WHAT THIS TASK INVOLVES. Make an exact copy of all the data.

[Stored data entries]
※ ※ ※
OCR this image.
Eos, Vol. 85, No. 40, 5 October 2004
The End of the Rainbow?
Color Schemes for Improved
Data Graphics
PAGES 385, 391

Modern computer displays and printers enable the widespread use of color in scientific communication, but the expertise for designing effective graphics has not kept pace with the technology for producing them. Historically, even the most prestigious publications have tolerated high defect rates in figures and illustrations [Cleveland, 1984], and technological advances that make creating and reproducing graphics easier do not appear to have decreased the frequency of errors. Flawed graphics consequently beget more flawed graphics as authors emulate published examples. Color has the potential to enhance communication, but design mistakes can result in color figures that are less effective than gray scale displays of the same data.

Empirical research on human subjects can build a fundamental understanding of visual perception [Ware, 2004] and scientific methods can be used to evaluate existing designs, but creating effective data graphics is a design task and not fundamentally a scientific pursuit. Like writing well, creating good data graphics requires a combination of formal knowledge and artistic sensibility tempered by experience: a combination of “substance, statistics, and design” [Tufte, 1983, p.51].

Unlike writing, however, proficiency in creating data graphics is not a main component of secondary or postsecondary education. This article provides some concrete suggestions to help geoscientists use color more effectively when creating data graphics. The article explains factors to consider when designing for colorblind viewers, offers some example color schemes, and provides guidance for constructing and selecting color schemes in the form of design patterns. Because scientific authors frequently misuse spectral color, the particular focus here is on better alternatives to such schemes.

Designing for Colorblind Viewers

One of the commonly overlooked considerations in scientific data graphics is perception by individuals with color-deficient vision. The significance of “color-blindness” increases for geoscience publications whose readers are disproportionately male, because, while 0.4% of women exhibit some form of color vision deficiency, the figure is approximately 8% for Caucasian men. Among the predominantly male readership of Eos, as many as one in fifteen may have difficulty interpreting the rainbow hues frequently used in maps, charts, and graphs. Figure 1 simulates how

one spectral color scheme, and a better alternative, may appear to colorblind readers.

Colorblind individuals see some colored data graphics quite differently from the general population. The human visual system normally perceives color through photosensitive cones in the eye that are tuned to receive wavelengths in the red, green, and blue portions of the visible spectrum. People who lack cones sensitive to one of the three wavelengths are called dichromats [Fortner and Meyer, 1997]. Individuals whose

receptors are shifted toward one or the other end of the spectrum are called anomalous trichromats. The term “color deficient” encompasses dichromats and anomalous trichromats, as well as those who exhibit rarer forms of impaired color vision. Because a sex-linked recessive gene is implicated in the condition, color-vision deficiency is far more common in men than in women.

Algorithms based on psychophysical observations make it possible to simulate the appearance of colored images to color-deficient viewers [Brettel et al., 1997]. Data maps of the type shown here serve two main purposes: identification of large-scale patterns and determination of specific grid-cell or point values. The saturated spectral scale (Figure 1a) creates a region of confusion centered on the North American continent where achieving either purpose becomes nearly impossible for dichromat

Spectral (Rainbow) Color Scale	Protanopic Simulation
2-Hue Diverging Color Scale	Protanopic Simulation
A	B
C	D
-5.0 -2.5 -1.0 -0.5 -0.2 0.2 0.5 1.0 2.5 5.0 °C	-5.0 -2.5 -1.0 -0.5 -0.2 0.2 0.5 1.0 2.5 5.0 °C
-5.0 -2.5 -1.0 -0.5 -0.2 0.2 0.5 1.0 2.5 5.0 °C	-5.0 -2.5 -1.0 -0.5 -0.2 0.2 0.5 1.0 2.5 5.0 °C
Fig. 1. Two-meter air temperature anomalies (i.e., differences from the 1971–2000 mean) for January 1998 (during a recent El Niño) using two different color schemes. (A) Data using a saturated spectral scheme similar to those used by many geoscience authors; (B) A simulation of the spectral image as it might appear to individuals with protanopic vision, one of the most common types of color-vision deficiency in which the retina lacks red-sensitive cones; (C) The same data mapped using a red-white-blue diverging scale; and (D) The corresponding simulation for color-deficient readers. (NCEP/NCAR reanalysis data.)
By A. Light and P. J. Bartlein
※ ※ ※
ANSWER AREA.
OCR this image.
Eos, Vol. 85, No. 40, 5 October 2004
The End of the Rainbow?
Color Schemes for Improved
Data Graphics
PAGES 385, 391

Modern computer displays and printers enable the widespread use of color in scientific communication, but the expertise for designing effective graphics has not kept pace with the technology for producing them. Historically, even the most prestigious publications have tolerated high defect rates in figures and illustrations [Cleveland, 1984], and technological advances that make creating and reproducing graphics easier do not appear to have decreased the frequency of errors. Flawed graphics consequently beget more flawed graphics as authors emulate published examples. Color has the potential to enhance communication, but design mistakes can result in color figures that are less effective than gray scale displays of the same data.

Empirical research on human subjects can build a fundamental understanding of visual perception [Ware, 2004] and scientific methods can be used to evaluate existing designs, but creating effective data graphics is a design task and not fundamentally a scientific pursuit. Like writing well, creating good data graphics requires a combination of formal knowledge and artistic sensibility tempered by experience: a combination of “substance, statistics, and design” [Tufte, 1983, p.51].

Unlike writing, however, proficiency in creating data graphics is not a main component of secondary or postsecondary education. This article provides some concrete suggestions to help geoscientists use color more effectively when creating data graphics. The article explains factors to consider when designing for colorblind viewers, offers some example color schemes, and provides guidance for constructing and selecting color schemes in the form of design patterns. Because scientific authors frequently misuse spectral color, the particular focus here is on better alternatives to such schemes.

Designing for Colorblind Viewers

One of the commonly overlooked considerations in scientific data graphics is perception by individuals with color-deficient vision. The significance of “color-blindness” increases for geoscience publications whose readers are disproportionately male, because, while 0.4% of women exhibit some form of color vision deficiency, the figure is approximately 8% for Caucasian men. Among the predominantly male readership of Eos, as many as one in fifteen may have difficulty interpreting the rainbow hues frequently used in maps, charts, and graphs. Figure 1 simulates how

one spectral color scheme, and a better alternative, may appear to colorblind readers.

Colorblind individuals see some colored data graphics quite differently from the general population. The human visual system normally perceives color through photosensitive cones in the eye that are tuned to receive wavelengths in the red, green, and blue portions of the visible spectrum. People who lack cones sensitive to one of the three wavelengths are called dichromats [Fortner and Meyer, 1997]. Individuals whose

receptors are shifted toward one or the other end of the spectrum are called anomalous trichromats. The term “color deficient” encompasses dichromats and anomalous trichromats, as well as those who exhibit rarer forms of impaired color vision. Because a sex-linked recessive gene is implicated in the condition, color-vision deficiency is far more common in men than in women.

Algorithms based on psychophysical observations make it possible to simulate the appearance of colored images to color-deficient viewers [Brettel et al., 1997]. Data maps of the type shown here serve two main purposes: identification of large-scale patterns and determination of specific grid-cell or point values. The saturated spectral scale (Figure 1a) creates a region of confusion centered on the North American continent where achieving either purpose becomes nearly impossible for dichromat

Spectral (Rainbow) Color Scale	Protanopic Simulation
2-Hue Diverging Color Scale	Protanopic Simulation
A	B
C	D
-5.0 -2.5 -1.0 -0.5 -0.2 0.2 0.5 1.0 2.5 5.0 °C	-5.0 -2.5 -1.0 -0.5 -0.2 0.2 0.5 1.0 2.5 5.0 °C
-5.0 -2.5 -1.0 -0.5 -0.2 0.2 0.5 1.0 2.5 5.0 °C	-5.0 -2.5 -1.0 -0.5 -0.2 0.2 0.5 1.0 2.5 5.0 °C
Fig. 1. Two-meter air temperature anomalies (i.e., differences from the 1971–2000 mean) for January 1998 (during a recent El Niño) using two different color schemes. (A) Data using a saturated spectral scheme similar to those used by many geoscience authors; (B) A simulation of the spectral image as it might appear to individuals with protanopic vision, one of the most common types of color-vision deficiency in which the retina lacks red-sensitive cones; (C) The same data mapped using a red-white-blue diverging scale; and (D) The corresponding simulation for color-deficient readers. (NCEP/NCAR reanalysis data.)
By A. Light and P. J. Bartlein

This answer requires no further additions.